* _Required tasks_
**A.** In the design trends article, what does the key to the bookshelf wealth trend turn out to be?
**B.** Echo the design trends article word for word, starting with "But don’t think" and going on through "have actually read.".
**C.** List everything the design trends article says may have a place on the floor-to-ceiling bookshelves.

* _Source extract_
That’s so 2024!

As the year gets into full swing, we take a look at six moves residential design is making… 

BOOKSHELF WEALTH

They’re calling it the first major design trend of 2024 so, of course, it has a catchy rhyming name that rolls off the tongue. Bookshelf wealth, (in part driven by a post-pandemic need to nurture ourselves), is a mini movement that even TikTokers are talking about that turns the page on minimalism and hypes up homeliness.

But don’t think you can just install a bookshelf and fill it with coffee-table tomes for a designer touch. The key is authenticity: it’s about personalising spaces with books you and your family have actually read.

Floor-to-ceiling bookshelves, including those that wrap around corners, lie at the heart of the trend. There might be a space reserved for a favourite painting or a few shelves for object display, but in terms of the actual books, more is merrier. And, while we’re not talking chaos, overly curated, colour coordinated is out: slightly ramshackle is in.

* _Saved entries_
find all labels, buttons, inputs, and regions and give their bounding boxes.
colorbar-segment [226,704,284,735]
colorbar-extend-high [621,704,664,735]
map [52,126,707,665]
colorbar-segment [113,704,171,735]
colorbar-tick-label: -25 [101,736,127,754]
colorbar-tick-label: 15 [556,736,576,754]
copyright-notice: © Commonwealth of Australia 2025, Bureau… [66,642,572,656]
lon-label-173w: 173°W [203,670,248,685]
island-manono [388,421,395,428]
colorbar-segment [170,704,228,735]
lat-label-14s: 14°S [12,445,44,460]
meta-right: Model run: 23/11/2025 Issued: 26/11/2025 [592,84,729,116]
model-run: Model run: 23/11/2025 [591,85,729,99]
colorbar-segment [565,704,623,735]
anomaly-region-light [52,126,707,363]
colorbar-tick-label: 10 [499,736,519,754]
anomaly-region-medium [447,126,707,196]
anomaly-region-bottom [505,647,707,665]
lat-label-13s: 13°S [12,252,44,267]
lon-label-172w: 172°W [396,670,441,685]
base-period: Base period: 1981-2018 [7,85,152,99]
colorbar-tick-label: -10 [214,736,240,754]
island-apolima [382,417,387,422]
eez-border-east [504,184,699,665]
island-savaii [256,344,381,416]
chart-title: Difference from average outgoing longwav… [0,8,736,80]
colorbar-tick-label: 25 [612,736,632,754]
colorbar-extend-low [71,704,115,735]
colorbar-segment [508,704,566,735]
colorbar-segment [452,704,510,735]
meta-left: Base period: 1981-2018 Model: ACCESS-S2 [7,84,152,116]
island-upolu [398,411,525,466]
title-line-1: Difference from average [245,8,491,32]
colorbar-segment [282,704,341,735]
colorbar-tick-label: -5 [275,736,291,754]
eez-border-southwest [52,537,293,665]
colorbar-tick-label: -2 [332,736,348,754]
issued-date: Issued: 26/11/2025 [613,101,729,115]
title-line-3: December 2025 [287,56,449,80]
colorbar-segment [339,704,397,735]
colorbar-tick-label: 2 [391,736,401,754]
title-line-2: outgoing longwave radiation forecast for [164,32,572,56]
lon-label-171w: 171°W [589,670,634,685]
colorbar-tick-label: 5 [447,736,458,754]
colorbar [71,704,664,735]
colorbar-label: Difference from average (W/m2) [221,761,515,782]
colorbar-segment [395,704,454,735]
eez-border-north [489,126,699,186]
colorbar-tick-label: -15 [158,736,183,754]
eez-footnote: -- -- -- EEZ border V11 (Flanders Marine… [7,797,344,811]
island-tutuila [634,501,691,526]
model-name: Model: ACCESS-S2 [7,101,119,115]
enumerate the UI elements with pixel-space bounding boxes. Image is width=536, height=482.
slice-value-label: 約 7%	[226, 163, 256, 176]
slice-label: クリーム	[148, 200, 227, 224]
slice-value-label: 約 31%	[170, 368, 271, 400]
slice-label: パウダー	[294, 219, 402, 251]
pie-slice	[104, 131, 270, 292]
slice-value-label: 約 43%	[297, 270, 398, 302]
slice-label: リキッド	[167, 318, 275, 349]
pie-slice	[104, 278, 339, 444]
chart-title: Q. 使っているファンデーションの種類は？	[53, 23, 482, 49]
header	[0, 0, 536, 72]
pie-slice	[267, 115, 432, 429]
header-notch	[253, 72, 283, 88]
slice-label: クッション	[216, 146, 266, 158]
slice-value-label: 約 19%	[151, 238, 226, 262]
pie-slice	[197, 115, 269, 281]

* _Solved problems_
**A.** Authenticity, meaning personalizing spaces with books you and your family have actually read.

**B.**
But don’t think you can just install a bookshelf and fill it with coffee-table tomes for a designer touch. The key is authenticity: it’s about personalising spaces with books you and your family have actually read.

**C.**
- Books (ones you and your family have actually read)
- A favorite painting
- Objects for display